Whenever a line contains the string "Таким", copy it out of the entries.
--------
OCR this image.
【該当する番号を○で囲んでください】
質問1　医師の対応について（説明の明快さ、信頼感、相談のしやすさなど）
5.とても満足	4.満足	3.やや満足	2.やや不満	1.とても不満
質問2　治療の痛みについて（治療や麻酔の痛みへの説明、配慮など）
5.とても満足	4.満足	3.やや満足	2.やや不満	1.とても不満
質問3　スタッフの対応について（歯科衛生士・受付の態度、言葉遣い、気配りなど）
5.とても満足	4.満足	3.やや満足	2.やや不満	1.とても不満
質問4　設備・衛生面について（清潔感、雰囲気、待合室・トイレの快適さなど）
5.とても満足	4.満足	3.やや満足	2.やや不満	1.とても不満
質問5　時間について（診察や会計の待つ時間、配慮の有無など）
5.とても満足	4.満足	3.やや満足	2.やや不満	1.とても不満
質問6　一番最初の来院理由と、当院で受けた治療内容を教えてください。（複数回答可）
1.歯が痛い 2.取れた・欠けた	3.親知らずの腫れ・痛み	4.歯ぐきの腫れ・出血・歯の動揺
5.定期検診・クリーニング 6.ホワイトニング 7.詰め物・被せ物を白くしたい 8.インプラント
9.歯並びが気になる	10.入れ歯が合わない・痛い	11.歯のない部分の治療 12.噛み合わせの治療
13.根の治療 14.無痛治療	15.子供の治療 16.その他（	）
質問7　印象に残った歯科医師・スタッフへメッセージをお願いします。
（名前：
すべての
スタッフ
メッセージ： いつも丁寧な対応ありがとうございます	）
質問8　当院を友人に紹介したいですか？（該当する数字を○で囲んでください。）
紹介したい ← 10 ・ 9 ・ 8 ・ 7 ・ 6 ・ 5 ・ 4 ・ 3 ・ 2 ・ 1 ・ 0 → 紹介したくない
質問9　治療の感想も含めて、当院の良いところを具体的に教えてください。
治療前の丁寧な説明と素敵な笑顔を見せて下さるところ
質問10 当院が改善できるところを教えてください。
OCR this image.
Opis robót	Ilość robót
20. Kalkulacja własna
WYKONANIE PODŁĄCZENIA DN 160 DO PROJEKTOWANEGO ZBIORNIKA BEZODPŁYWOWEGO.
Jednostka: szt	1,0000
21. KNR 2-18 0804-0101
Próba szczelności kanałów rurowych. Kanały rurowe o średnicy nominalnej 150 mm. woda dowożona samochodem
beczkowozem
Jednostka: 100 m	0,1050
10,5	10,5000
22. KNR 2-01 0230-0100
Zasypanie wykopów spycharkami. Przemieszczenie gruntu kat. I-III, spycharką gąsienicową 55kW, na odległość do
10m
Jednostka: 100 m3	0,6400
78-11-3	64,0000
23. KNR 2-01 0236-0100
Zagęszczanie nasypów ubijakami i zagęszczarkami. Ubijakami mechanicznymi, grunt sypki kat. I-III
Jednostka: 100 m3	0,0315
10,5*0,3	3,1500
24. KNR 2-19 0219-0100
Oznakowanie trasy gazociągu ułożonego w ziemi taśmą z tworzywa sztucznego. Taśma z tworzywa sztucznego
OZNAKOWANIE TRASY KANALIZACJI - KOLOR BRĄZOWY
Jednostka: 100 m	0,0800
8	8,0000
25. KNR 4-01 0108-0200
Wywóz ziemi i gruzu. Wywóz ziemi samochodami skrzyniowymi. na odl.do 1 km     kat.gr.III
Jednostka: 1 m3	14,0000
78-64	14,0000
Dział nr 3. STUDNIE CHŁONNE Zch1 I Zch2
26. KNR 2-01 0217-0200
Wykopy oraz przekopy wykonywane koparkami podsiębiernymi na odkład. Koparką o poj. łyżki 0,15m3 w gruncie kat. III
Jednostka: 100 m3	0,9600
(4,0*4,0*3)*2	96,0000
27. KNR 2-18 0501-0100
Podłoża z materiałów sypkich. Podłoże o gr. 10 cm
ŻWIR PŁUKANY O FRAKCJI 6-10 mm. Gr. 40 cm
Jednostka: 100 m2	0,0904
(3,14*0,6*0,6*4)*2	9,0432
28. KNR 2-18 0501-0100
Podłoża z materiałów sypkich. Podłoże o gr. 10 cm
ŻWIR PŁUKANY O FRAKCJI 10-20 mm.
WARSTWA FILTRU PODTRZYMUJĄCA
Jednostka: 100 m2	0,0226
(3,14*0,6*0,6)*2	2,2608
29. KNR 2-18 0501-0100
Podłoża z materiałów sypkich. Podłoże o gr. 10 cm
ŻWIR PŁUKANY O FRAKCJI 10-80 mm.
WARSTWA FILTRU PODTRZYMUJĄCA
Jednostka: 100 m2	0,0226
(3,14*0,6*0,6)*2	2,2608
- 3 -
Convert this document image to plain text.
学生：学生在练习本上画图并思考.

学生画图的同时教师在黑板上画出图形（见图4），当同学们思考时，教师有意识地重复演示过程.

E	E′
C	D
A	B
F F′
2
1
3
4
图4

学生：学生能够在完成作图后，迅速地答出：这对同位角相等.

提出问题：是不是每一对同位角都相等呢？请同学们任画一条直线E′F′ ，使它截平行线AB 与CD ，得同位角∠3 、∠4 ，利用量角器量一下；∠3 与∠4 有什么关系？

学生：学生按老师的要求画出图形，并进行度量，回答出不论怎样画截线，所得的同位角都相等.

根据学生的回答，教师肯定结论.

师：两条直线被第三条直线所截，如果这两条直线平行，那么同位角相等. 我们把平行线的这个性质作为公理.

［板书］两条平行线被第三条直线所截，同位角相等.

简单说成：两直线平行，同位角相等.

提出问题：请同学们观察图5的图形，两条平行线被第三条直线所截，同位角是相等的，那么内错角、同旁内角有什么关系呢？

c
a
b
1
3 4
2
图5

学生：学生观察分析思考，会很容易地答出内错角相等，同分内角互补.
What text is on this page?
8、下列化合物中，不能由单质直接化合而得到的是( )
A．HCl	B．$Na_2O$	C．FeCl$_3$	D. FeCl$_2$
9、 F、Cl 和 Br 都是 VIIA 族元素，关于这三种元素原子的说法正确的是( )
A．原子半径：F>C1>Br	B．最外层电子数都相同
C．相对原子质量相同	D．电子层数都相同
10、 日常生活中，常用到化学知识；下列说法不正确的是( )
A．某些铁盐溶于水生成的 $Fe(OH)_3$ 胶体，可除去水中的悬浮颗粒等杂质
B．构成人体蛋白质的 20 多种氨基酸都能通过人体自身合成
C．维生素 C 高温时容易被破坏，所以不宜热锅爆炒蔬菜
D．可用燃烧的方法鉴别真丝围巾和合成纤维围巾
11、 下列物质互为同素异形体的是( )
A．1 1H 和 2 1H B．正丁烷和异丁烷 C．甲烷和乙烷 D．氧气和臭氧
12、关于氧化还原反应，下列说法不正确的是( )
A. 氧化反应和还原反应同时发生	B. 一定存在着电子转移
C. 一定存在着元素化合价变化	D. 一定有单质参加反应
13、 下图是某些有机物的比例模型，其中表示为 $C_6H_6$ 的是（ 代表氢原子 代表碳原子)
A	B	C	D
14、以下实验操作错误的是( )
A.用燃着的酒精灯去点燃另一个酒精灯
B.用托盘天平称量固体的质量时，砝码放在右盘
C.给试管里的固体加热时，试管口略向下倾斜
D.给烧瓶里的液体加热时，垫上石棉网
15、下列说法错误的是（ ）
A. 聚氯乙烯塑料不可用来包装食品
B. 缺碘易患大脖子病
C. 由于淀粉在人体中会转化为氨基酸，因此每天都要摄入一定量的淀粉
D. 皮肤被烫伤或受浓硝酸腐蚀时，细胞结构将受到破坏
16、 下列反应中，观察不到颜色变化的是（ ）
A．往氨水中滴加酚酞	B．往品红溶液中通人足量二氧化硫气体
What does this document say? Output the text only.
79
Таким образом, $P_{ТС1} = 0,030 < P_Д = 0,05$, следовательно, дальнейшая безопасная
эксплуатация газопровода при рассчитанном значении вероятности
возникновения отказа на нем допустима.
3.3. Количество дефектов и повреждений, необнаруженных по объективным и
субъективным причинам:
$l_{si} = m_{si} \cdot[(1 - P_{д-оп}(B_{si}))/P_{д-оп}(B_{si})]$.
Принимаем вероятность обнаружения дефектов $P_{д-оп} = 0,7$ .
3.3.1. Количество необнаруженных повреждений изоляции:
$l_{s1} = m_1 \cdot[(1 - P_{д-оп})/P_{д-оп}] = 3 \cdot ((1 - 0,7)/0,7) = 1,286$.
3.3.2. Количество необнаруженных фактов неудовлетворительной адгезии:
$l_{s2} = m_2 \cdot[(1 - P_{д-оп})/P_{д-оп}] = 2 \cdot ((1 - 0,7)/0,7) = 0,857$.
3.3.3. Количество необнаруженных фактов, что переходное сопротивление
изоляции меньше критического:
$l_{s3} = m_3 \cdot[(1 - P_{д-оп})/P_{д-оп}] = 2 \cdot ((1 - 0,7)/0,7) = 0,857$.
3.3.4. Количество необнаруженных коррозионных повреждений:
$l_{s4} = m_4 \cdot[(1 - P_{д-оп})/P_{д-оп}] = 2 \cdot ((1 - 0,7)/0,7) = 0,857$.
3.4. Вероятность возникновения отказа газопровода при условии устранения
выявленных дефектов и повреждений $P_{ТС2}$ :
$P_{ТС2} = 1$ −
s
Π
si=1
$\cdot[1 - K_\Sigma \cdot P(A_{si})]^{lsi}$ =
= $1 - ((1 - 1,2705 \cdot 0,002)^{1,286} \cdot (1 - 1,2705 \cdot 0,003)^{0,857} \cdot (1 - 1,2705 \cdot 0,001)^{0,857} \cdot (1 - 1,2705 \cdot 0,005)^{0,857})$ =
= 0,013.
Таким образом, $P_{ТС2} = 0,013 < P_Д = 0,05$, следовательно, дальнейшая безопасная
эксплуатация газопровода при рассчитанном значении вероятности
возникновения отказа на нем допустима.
--------
• [FINAL RESULT]:
Таким образом, $P_{ТС1} = 0,030 < P_Д = 0,05$, следовательно, дальнейшая безопасная
Таким образом, $P_{ТС2} = 0,013 < P_Д = 0,05$, следовательно, дальнейшая безопасная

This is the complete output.